§ Stated problem:
Reproduce all of the data below without alteration; exclude every picture.

§ Given data:

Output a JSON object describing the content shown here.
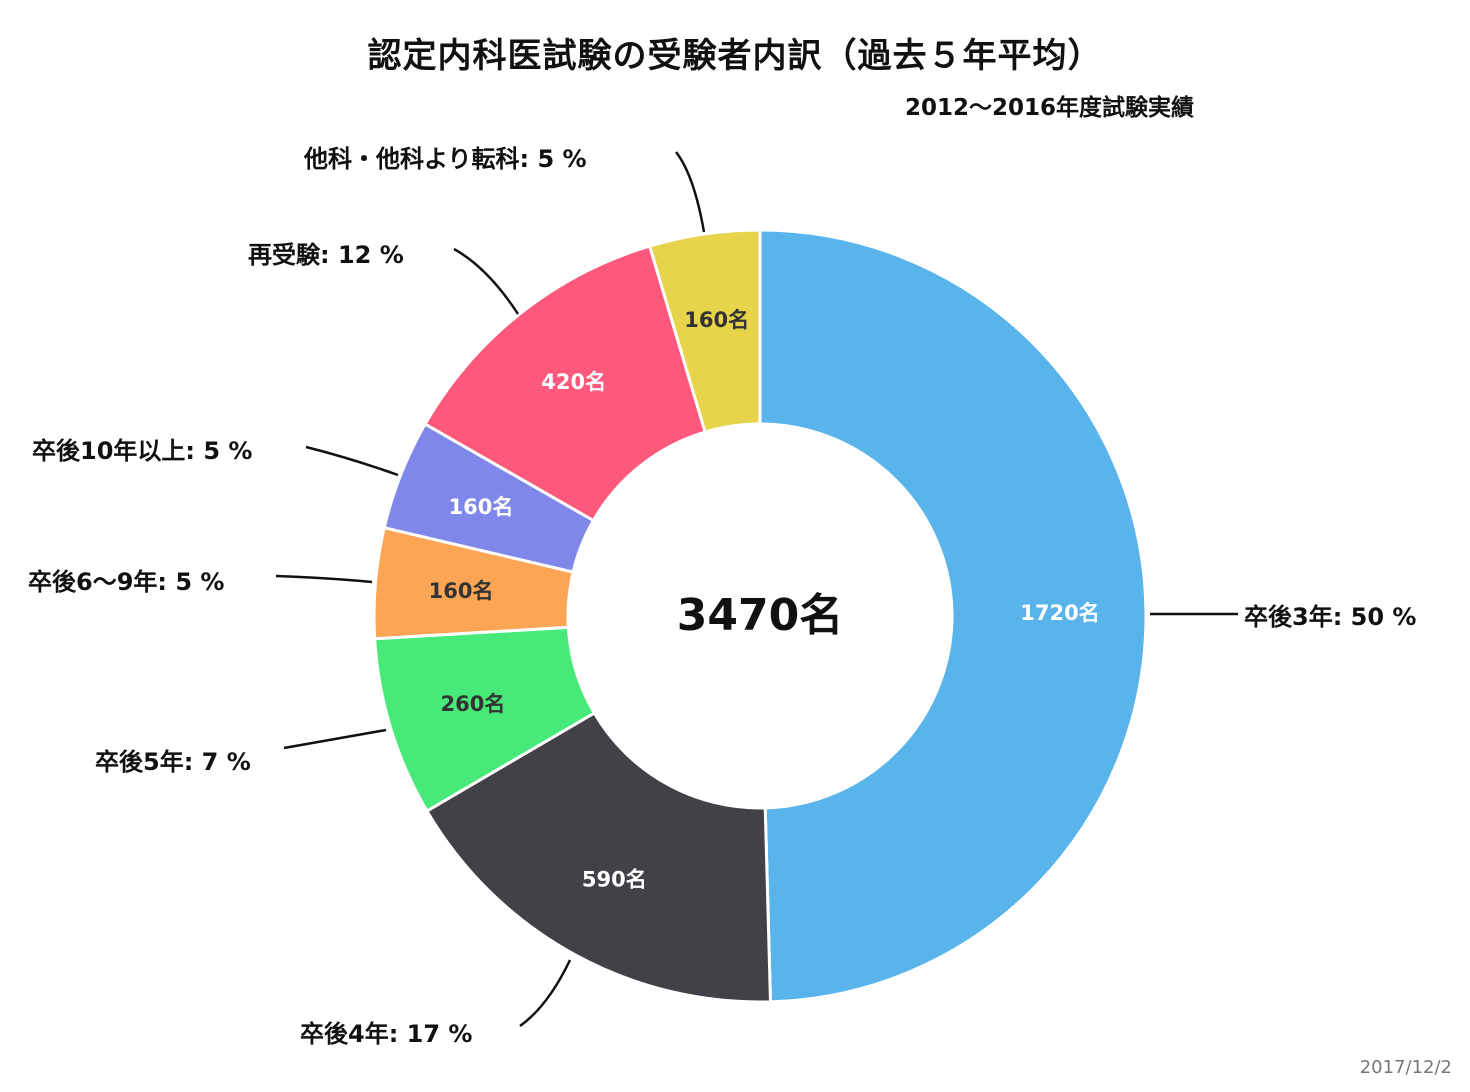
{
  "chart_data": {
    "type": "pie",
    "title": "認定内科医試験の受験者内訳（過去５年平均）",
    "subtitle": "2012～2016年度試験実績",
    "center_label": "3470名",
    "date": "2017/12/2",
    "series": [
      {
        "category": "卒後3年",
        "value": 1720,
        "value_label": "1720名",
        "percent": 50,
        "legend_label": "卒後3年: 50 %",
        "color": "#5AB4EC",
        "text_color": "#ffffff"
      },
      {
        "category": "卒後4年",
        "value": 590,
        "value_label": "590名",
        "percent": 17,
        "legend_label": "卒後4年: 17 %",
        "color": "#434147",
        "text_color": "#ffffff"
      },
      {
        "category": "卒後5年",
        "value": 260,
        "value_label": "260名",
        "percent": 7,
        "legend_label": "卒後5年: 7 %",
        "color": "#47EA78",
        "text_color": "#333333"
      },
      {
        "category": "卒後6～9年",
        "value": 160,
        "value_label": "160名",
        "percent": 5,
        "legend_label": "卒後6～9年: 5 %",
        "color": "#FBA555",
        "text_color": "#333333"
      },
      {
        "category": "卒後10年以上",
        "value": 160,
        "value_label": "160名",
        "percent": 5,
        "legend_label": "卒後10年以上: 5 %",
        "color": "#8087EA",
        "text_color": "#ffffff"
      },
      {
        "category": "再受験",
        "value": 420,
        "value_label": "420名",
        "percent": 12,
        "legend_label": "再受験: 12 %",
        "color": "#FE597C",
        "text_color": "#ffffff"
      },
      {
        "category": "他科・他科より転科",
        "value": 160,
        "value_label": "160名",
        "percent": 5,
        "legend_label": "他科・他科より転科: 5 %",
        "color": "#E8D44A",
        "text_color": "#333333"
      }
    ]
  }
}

§ Solution for this task:
Output a JSON object describing the content shown here.
{
  "chart_data": {
    "type": "pie",
    "title": "認定内科医試験の受験者内訳（過去５年平均）",
    "subtitle": "2012～2016年度試験実績",
    "center_label": "3470名",
    "date": "2017/12/2",
    "series": [
      {
        "category": "卒後3年",
        "value": 1720,
        "value_label": "1720名",
        "percent": 50,
        "legend_label": "卒後3年: 50 %",
        "color": "#5AB4EC",
        "text_color": "#ffffff"
      },
      {
        "category": "卒後4年",
        "value": 590,
        "value_label": "590名",
        "percent": 17,
        "legend_label": "卒後4年: 17 %",
        "color": "#434147",
        "text_color": "#ffffff"
      },
      {
        "category": "卒後5年",
        "value": 260,
        "value_label": "260名",
        "percent": 7,
        "legend_label": "卒後5年: 7 %",
        "color": "#47EA78",
        "text_color": "#333333"
      },
      {
        "category": "卒後6～9年",
        "value": 160,
        "value_label": "160名",
        "percent": 5,
        "legend_label": "卒後6～9年: 5 %",
        "color": "#FBA555",
        "text_color": "#333333"
      },
      {
        "category": "卒後10年以上",
        "value": 160,
        "value_label": "160名",
        "percent": 5,
        "legend_label": "卒後10年以上: 5 %",
        "color": "#8087EA",
        "text_color": "#ffffff"
      },
      {
        "category": "再受験",
        "value": 420,
        "value_label": "420名",
        "percent": 12,
        "legend_label": "再受験: 12 %",
        "color": "#FE597C",
        "text_color": "#ffffff"
      },
      {
        "category": "他科・他科より転科",
        "value": 160,
        "value_label": "160名",
        "percent": 5,
        "legend_label": "他科・他科より転科: 5 %",
        "color": "#E8D44A",
        "text_color": "#333333"
      }
    ]
  }
}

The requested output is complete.